QUESTIONS ON THE MATERIAL:
(a) Return the part of the government-rules discussion between "All that said, I" and "it there forever.", inclusive, copied word for word.
(b) Please condense the paragraph in the government-rules discussion that begins "(a) I extrapolate my experience" into a short bulleted list that keeps its main facts.

PASSAGE:
# # # #

I see your idea, that going after money-influence in politics might always end up consisting of simply adding more rules, and thus complicating and expanding government further.

I would take the idea more seriously if its something that can be rigorously demonstrated; i.e. there is no way to amend the US government without adding so many rules as to frustrate the situation even further.

That being said, any government that consists of human beings is going to have an emergent agenda of some sort or the other. It seems to me that job number one of any government would be to police it self so that that agenda is generally in the people's favor, first. I would have thought that that's really what democracy means, maybe I'm wrong.

Surely even a more libertarian government would have policies in place to fight its corruption?


> I would take the idea more seriously if its something that can be rigorously demonstrated; i.e. there is no way to amend the US government without adding so many rules as to frustrate the situation even further.

I cannot scientifically prove this hypothesis, as I am not dictator of the world, or even of a small island. (Technically, I'd have to be dictator of multiple worlds to prove my hypothesis, as I understand the scientific method.) Most political debates have this problem, so I'm not inclined to lose sleep over it. Of course, I don't expect you to accept the idea wholesale, either. I just threw it out there for discussion.

> That being said, any government that consists of human beings is going to have an emergent agenda of some sort or the other. It seems to me that job number one of any government would be to police it self so that that agenda is generally in the people's favor, first.

It's my understanding this is why we have 3 branches of government, yes. Even a relatively simple system can still verify results with other parts of the system (for example, setting up a Pingdom account to verify that yes, the website is returning HTTP 200)

> Surely even a more libertarian government would have policies in place to fight its corruption?

(a) I extrapolate my experience with architecting complex software systems to political systems. Perhaps what applies to the one is entirely different from what applies to another. Software is what I know, politics is an interesting mind game for me, and it seems like some lessons may carry over. Also, applying software architecture disciplines to business procedures has brought me continued success over the past few years, so I'm inclined to think that some/most of these principles may apply across all complicated systems, including political ones. But again, I can't prove it.

(b) I think there is a difference between letting multiple systems "battle it out" (e.g. Pingdom verifying an HTTP 200 response and perhaps even rebooting the server automatically if it is down), and a multitude of automatic failover rules within a system. For example, how many times have we seen recap blog posts from AWS or other large, abstract cloud systems which identify the root cause as "a system we wrote to automatically heal our main system screwed everything up?"

All that said, I agree with your original post's main point: sometimes you've just gotta throw duct tape on stuff yesterday, or in this case, add rules to limit political corruption. I think my point is simply that planning for both long-term seems conflicting: you throw the duct tape on today, but you don't plan to leave it there forever.

The eventual plan is to refactor to a simpler system and get rid of the duct tape.


> The eventual plan is to refactor to a simpler system and get rid of the duct tape.

Yeah, we're on the same page.

I think the critical thing with the software/systems-analogy is that it's far easier for us to understand these technologies, and more over, the technologies generally lend them selves to reproducible experiments. You can collect 'lessons learned' and do experiments, and based on that knowledge, refactor. It's much harder in politics for the reasons you mentioned.

The whole reason we have 'free' markets is that we lack the knowledge that would be required to efficiently run a command-economy, so we let the market decide, and apply duck-tape where appropriate. Same goes with democracy: we lack the knowledge to build a benevolent dictator which maximizes its people's happiness.

So I guess democracy + duck-tape is the best we can do, for now.

# # # #

STUDY MATERIAL:

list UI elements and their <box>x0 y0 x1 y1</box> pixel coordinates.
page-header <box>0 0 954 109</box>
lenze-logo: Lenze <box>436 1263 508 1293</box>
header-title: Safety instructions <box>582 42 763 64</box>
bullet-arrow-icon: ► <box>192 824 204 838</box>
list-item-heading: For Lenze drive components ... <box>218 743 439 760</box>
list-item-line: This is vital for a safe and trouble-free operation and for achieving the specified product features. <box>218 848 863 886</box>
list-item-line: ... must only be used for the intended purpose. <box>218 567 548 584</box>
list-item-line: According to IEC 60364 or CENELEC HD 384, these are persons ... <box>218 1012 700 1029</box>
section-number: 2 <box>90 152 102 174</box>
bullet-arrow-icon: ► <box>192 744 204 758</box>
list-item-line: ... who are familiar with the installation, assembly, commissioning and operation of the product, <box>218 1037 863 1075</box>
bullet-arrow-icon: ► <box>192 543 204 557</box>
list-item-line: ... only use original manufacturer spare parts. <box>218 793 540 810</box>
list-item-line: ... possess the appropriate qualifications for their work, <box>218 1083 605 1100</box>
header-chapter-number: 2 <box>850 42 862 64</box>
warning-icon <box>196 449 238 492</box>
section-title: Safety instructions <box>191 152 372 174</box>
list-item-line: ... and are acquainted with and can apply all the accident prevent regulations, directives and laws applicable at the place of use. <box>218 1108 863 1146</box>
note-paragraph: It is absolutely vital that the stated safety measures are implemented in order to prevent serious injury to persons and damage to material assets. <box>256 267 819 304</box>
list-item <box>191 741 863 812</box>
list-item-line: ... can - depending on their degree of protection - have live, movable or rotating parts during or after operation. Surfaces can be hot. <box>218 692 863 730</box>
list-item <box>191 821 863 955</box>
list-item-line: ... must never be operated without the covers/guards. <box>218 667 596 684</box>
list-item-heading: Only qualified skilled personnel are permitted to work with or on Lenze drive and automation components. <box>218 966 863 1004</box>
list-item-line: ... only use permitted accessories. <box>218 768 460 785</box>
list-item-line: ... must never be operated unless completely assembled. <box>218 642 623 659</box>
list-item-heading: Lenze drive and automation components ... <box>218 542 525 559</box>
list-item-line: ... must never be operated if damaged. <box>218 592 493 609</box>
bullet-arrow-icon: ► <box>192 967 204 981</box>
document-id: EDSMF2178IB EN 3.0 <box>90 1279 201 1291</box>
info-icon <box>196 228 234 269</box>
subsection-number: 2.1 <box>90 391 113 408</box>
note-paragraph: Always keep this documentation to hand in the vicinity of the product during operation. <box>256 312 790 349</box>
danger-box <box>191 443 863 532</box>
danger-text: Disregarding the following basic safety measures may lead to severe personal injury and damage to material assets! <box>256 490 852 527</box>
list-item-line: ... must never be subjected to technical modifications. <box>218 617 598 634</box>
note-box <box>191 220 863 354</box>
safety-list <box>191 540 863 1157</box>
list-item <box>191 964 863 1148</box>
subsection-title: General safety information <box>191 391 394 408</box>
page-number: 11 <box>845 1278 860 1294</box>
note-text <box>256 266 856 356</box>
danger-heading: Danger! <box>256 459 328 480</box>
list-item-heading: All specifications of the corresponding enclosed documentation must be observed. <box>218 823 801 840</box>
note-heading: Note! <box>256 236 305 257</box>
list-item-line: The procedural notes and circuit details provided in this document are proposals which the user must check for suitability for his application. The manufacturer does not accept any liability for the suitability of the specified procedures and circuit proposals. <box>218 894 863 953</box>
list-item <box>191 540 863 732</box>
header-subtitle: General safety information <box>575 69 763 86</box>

# # # #

ANSWERS FOR THE EXERCISE:
(a)
All that said, I agree with your original post's main point: sometimes you've just gotta throw duct tape on stuff yesterday, or in this case, add rules to limit political corruption. I think my point is simply that planning for both long-term seems conflicting: you throw the duct tape on today, but you don't plan to leave it there forever.

(b)
- The writer applies experience architecting complex software systems to political systems, while granting that what holds for one may differ entirely from what holds for the other.
- Software is what the writer knows. Politics is an interesting mind game, and some lessons seem likely to carry over.
- Applying software architecture disciplines to business procedures has brought the writer continued success over the past few years.
- So the writer suspects some or most of these principles apply to all complicated systems, political ones included, but can't prove it.